** Set problem **
Make an exact copy of all the records.

[Extracted data entries]
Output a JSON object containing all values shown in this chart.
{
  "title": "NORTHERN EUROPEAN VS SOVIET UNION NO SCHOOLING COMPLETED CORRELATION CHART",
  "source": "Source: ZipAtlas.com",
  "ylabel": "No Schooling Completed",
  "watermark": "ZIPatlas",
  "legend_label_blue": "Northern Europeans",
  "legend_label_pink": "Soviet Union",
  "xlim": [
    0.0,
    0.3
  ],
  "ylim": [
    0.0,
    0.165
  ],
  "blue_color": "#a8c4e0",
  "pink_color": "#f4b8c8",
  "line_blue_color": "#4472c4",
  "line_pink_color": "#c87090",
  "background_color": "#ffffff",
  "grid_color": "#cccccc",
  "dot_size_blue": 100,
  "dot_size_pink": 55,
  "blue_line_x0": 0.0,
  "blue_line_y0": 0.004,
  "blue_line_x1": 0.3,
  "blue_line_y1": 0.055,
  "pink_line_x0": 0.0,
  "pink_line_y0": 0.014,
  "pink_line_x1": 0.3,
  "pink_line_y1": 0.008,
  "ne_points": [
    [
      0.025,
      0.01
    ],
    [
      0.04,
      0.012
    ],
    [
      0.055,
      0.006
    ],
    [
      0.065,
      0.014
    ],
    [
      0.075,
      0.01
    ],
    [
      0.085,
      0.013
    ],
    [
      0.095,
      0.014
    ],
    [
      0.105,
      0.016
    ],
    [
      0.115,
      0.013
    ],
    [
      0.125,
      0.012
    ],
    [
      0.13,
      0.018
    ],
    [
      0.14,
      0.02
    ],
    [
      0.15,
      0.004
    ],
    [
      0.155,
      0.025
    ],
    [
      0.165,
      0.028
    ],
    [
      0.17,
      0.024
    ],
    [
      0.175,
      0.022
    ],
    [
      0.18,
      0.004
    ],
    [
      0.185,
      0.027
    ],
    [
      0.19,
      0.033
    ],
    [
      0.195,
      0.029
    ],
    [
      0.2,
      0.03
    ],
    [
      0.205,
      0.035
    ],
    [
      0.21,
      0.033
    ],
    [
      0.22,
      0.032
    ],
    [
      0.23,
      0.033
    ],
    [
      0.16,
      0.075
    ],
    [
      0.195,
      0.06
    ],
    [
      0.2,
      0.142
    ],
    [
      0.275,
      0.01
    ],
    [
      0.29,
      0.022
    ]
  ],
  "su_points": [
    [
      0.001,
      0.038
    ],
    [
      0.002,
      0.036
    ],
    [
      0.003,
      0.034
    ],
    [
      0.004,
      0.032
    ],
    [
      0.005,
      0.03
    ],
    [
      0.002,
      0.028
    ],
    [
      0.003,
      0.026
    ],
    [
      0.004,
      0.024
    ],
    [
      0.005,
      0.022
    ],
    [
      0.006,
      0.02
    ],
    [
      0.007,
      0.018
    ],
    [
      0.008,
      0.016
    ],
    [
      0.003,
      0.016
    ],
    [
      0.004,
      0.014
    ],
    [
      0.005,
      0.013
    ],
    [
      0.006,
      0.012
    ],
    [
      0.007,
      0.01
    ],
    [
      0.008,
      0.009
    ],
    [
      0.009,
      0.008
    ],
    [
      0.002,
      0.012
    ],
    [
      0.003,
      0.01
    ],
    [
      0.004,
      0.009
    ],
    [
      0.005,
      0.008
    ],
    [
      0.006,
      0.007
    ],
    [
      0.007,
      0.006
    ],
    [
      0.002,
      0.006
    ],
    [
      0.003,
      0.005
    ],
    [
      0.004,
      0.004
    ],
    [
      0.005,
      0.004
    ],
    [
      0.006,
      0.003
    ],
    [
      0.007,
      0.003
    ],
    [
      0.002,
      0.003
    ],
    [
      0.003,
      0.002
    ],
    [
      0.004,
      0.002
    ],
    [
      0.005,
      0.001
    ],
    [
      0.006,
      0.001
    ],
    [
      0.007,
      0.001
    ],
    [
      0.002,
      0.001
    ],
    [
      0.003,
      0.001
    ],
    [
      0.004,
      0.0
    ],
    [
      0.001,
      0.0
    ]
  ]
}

** Completed exercise **
Output a JSON object containing all values shown in this chart.
{
  "title": "NORTHERN EUROPEAN VS SOVIET UNION NO SCHOOLING COMPLETED CORRELATION CHART",
  "source": "Source: ZipAtlas.com",
  "ylabel": "No Schooling Completed",
  "watermark": "ZIPatlas",
  "legend_label_blue": "Northern Europeans",
  "legend_label_pink": "Soviet Union",
  "xlim": [
    0.0,
    0.3
  ],
  "ylim": [
    0.0,
    0.165
  ],
  "blue_color": "#a8c4e0",
  "pink_color": "#f4b8c8",
  "line_blue_color": "#4472c4",
  "line_pink_color": "#c87090",
  "background_color": "#ffffff",
  "grid_color": "#cccccc",
  "dot_size_blue": 100,
  "dot_size_pink": 55,
  "blue_line_x0": 0.0,
  "blue_line_y0": 0.004,
  "blue_line_x1": 0.3,
  "blue_line_y1": 0.055,
  "pink_line_x0": 0.0,
  "pink_line_y0": 0.014,
  "pink_line_x1": 0.3,
  "pink_line_y1": 0.008,
  "ne_points": [
    [
      0.025,
      0.01
    ],
    [
      0.04,
      0.012
    ],
    [
      0.055,
      0.006
    ],
    [
      0.065,
      0.014
    ],
    [
      0.075,
      0.01
    ],
    [
      0.085,
      0.013
    ],
    [
      0.095,
      0.014
    ],
    [
      0.105,
      0.016
    ],
    [
      0.115,
      0.013
    ],
    [
      0.125,
      0.012
    ],
    [
      0.13,
      0.018
    ],
    [
      0.14,
      0.02
    ],
    [
      0.15,
      0.004
    ],
    [
      0.155,
      0.025
    ],
    [
      0.165,
      0.028
    ],
    [
      0.17,
      0.024
    ],
    [
      0.175,
      0.022
    ],
    [
      0.18,
      0.004
    ],
    [
      0.185,
      0.027
    ],
    [
      0.19,
      0.033
    ],
    [
      0.195,
      0.029
    ],
    [
      0.2,
      0.03
    ],
    [
      0.205,
      0.035
    ],
    [
      0.21,
      0.033
    ],
    [
      0.22,
      0.032
    ],
    [
      0.23,
      0.033
    ],
    [
      0.16,
      0.075
    ],
    [
      0.195,
      0.06
    ],
    [
      0.2,
      0.142
    ],
    [
      0.275,
      0.01
    ],
    [
      0.29,
      0.022
    ]
  ],
  "su_points": [
    [
      0.001,
      0.038
    ],
    [
      0.002,
      0.036
    ],
    [
      0.003,
      0.034
    ],
    [
      0.004,
      0.032
    ],
    [
      0.005,
      0.03
    ],
    [
      0.002,
      0.028
    ],
    [
      0.003,
      0.026
    ],
    [
      0.004,
      0.024
    ],
    [
      0.005,
      0.022
    ],
    [
      0.006,
      0.02
    ],
    [
      0.007,
      0.018
    ],
    [
      0.008,
      0.016
    ],
    [
      0.003,
      0.016
    ],
    [
      0.004,
      0.014
    ],
    [
      0.005,
      0.013
    ],
    [
      0.006,
      0.012
    ],
    [
      0.007,
      0.01
    ],
    [
      0.008,
      0.009
    ],
    [
      0.009,
      0.008
    ],
    [
      0.002,
      0.012
    ],
    [
      0.003,
      0.01
    ],
    [
      0.004,
      0.009
    ],
    [
      0.005,
      0.008
    ],
    [
      0.006,
      0.007
    ],
    [
      0.007,
      0.006
    ],
    [
      0.002,
      0.006
    ],
    [
      0.003,
      0.005
    ],
    [
      0.004,
      0.004
    ],
    [
      0.005,
      0.004
    ],
    [
      0.006,
      0.003
    ],
    [
      0.007,
      0.003
    ],
    [
      0.002,
      0.003
    ],
    [
      0.003,
      0.002
    ],
    [
      0.004,
      0.002
    ],
    [
      0.005,
      0.001
    ],
    [
      0.006,
      0.001
    ],
    [
      0.007,
      0.001
    ],
    [
      0.002,
      0.001
    ],
    [
      0.003,
      0.001
    ],
    [
      0.004,
      0.0
    ],
    [
      0.001,
      0.0
    ]
  ]
}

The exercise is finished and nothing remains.